- DO THIS
Reading down the listing below, count the lines where the word "type" shows up, then give only that count.

- RECORD EXTRACTS
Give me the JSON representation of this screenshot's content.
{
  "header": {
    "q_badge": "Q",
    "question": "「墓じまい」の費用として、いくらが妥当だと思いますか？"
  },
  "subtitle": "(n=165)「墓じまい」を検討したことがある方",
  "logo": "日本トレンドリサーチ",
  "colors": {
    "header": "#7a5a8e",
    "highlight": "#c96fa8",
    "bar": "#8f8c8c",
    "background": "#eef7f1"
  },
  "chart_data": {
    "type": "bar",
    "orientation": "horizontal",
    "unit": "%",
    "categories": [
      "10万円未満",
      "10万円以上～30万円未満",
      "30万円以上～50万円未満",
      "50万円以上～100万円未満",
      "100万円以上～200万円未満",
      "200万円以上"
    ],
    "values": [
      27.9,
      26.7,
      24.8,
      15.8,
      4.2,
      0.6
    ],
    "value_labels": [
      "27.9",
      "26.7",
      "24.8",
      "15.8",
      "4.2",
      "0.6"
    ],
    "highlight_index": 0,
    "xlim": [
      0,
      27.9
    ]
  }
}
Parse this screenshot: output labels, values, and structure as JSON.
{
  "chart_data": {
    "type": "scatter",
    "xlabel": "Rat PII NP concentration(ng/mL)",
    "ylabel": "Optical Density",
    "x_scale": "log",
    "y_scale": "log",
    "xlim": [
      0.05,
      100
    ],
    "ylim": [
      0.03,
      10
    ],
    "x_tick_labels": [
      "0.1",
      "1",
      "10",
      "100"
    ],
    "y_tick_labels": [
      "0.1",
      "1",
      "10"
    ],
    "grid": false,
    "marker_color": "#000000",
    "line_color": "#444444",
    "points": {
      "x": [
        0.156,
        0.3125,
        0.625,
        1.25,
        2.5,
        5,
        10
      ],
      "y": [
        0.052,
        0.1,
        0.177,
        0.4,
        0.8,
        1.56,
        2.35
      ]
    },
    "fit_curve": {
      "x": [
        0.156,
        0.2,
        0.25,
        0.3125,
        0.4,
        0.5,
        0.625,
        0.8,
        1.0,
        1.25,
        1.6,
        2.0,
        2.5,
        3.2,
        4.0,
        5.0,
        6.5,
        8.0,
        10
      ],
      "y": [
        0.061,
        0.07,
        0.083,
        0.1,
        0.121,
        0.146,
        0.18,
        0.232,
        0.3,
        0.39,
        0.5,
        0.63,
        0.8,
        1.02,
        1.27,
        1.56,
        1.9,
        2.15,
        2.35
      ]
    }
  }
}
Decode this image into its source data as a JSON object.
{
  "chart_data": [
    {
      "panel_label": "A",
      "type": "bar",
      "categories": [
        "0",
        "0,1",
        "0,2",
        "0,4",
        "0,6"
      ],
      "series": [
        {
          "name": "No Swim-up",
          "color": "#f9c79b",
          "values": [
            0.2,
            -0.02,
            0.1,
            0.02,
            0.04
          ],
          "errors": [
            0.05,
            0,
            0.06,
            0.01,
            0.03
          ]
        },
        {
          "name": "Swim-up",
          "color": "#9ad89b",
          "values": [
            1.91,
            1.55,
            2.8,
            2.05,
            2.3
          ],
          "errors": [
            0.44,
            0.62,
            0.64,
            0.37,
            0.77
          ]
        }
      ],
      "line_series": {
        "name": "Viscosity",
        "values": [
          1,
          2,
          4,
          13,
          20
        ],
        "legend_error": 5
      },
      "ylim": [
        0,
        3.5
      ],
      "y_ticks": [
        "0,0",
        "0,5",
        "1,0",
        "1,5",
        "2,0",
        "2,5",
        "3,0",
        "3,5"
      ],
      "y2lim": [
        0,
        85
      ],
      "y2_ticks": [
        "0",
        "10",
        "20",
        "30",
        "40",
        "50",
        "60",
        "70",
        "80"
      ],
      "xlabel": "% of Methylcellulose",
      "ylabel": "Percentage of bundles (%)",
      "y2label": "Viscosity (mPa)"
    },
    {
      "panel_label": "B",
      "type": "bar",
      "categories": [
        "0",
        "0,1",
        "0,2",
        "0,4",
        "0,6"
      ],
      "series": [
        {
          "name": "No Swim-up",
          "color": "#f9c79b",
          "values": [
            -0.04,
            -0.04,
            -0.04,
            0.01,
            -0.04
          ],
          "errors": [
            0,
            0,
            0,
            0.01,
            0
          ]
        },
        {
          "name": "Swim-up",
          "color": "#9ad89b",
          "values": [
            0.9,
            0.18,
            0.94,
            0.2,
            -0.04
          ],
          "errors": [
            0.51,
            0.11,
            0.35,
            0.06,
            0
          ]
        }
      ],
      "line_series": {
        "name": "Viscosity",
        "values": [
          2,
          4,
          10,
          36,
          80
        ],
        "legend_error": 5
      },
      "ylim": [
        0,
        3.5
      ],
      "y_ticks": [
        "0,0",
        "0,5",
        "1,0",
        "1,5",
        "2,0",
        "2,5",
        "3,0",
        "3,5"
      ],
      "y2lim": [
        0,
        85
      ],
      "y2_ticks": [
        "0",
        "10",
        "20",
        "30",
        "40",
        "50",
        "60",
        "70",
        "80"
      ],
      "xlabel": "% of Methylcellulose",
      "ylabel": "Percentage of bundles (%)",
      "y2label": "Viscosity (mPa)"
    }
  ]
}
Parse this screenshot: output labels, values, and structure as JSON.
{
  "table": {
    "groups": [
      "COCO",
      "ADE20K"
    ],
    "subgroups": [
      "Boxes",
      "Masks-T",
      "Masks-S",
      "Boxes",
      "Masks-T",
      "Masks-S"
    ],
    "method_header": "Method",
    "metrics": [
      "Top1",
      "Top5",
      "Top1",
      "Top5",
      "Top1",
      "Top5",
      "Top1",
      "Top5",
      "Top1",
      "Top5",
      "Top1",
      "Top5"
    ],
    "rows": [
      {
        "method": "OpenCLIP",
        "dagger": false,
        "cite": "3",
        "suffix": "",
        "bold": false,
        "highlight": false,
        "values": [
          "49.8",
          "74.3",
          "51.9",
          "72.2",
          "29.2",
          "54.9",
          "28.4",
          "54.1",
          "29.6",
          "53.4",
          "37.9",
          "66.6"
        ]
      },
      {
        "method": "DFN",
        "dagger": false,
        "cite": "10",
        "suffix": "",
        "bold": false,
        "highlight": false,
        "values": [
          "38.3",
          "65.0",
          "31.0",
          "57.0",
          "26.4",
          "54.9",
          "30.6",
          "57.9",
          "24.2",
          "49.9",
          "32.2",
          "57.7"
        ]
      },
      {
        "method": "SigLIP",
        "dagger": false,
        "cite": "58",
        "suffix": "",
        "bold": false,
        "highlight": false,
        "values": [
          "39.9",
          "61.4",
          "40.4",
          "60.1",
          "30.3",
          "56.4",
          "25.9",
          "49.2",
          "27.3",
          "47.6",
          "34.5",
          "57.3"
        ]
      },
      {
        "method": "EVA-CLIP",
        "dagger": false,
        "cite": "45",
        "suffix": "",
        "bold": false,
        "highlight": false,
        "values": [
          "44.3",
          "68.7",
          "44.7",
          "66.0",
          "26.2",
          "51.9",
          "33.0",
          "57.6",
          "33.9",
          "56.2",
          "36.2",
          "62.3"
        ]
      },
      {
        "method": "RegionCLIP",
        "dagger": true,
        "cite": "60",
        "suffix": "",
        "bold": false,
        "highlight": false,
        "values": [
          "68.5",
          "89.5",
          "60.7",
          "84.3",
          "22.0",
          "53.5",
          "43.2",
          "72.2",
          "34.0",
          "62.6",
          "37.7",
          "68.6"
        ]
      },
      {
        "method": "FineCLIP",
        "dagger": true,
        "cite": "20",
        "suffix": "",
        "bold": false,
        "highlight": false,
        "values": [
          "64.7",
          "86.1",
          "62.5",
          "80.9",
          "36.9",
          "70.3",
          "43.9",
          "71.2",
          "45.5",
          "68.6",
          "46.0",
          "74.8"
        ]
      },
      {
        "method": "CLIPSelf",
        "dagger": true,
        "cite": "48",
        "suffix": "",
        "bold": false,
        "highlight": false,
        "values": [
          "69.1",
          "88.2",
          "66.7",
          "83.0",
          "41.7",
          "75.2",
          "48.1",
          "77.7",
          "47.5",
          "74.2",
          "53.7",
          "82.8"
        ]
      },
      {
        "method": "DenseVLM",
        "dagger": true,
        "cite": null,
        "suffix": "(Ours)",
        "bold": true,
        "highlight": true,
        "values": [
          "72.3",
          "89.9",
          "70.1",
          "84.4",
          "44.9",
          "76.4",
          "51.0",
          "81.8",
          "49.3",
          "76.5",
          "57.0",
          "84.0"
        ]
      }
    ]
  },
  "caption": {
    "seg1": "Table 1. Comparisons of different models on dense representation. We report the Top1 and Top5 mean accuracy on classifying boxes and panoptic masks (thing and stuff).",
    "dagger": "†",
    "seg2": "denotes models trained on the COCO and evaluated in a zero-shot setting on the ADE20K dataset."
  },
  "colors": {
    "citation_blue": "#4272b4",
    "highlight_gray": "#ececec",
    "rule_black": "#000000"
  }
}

- RESULT OF THE EXERCISE
4